- **GIVEN PROBLEM**
Only the lines from the one containing "Output the text content of this document." through the end of the records should be retyped, exactly and including both ends; pictures stay out.

======== EXERCISE INPUTS ========

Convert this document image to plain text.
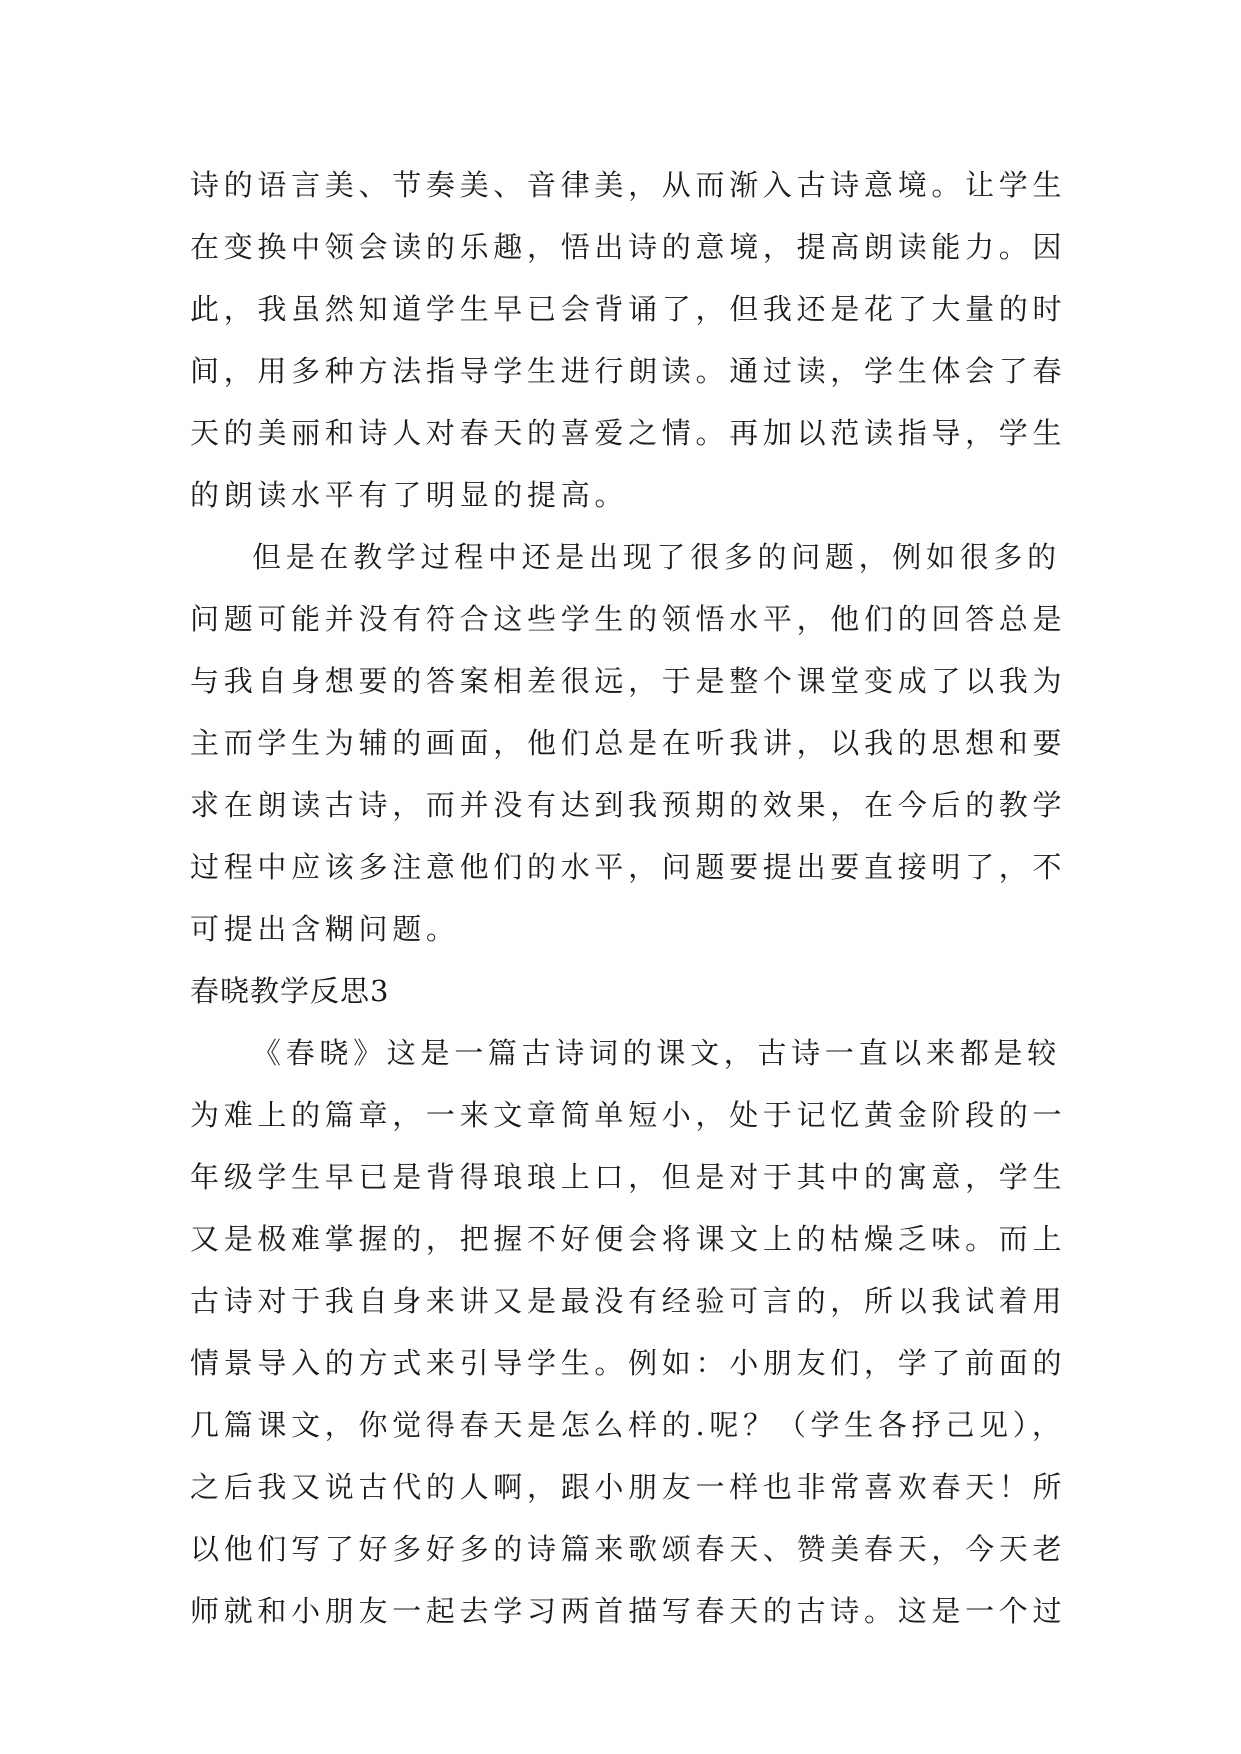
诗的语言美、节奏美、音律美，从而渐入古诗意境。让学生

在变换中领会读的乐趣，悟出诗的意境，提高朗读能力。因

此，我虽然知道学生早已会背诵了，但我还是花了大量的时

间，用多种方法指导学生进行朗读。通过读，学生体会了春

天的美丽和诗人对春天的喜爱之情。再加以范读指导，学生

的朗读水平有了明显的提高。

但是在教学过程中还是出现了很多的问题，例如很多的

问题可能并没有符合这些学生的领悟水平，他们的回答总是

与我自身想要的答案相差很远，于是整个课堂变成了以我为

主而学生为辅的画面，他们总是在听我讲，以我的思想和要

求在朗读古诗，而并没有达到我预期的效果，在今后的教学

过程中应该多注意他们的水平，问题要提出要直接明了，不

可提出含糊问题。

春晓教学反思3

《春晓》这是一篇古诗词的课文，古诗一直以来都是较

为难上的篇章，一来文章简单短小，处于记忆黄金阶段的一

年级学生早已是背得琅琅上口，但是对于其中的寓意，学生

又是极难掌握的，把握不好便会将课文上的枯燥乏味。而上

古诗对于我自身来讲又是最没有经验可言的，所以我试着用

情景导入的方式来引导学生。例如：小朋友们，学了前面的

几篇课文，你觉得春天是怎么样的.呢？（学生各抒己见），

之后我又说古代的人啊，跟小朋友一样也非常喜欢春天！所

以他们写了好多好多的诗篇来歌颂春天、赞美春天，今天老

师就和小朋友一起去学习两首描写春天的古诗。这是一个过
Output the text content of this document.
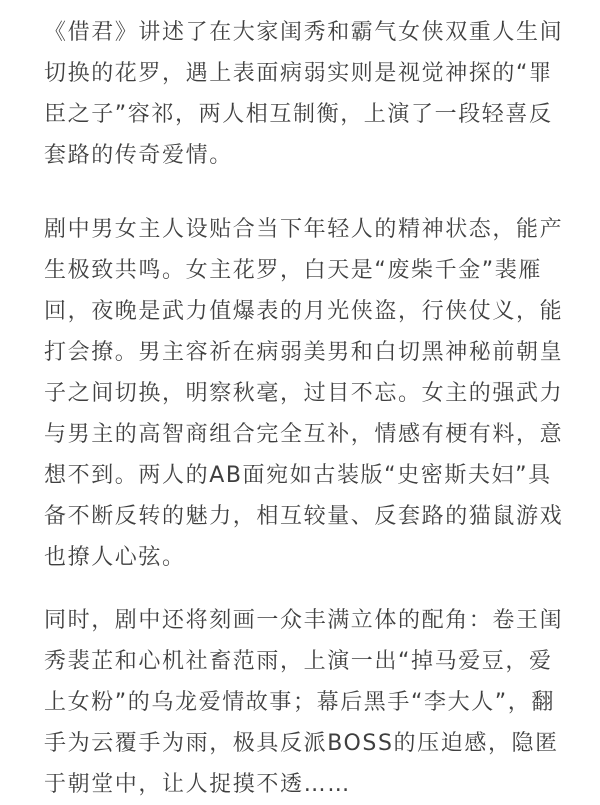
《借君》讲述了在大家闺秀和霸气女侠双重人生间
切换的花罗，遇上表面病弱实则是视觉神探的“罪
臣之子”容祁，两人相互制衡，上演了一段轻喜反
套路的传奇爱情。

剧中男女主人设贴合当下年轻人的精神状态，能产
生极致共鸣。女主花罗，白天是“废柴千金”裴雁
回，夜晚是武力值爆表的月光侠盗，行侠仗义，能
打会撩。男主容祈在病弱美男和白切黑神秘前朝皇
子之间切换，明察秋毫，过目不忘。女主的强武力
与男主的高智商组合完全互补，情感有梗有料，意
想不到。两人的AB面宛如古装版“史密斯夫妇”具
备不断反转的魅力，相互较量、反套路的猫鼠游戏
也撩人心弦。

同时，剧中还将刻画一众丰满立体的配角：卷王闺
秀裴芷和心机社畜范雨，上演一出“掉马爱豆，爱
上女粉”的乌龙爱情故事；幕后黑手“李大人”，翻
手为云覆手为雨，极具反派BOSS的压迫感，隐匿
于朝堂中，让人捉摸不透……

========

- **RESPONSE TO THIS TASK**
Output the text content of this document.
《借君》讲述了在大家闺秀和霸气女侠双重人生间
切换的花罗，遇上表面病弱实则是视觉神探的“罪
臣之子”容祁，两人相互制衡，上演了一段轻喜反
套路的传奇爱情。

剧中男女主人设贴合当下年轻人的精神状态，能产
生极致共鸣。女主花罗，白天是“废柴千金”裴雁
回，夜晚是武力值爆表的月光侠盗，行侠仗义，能
打会撩。男主容祈在病弱美男和白切黑神秘前朝皇
子之间切换，明察秋毫，过目不忘。女主的强武力
与男主的高智商组合完全互补，情感有梗有料，意
想不到。两人的AB面宛如古装版“史密斯夫妇”具
备不断反转的魅力，相互较量、反套路的猫鼠游戏
也撩人心弦。

同时，剧中还将刻画一众丰满立体的配角：卷王闺
秀裴芷和心机社畜范雨，上演一出“掉马爱豆，爱
上女粉”的乌龙爱情故事；幕后黑手“李大人”，翻
手为云覆手为雨，极具反派BOSS的压迫感，隐匿
于朝堂中，让人捉摸不透……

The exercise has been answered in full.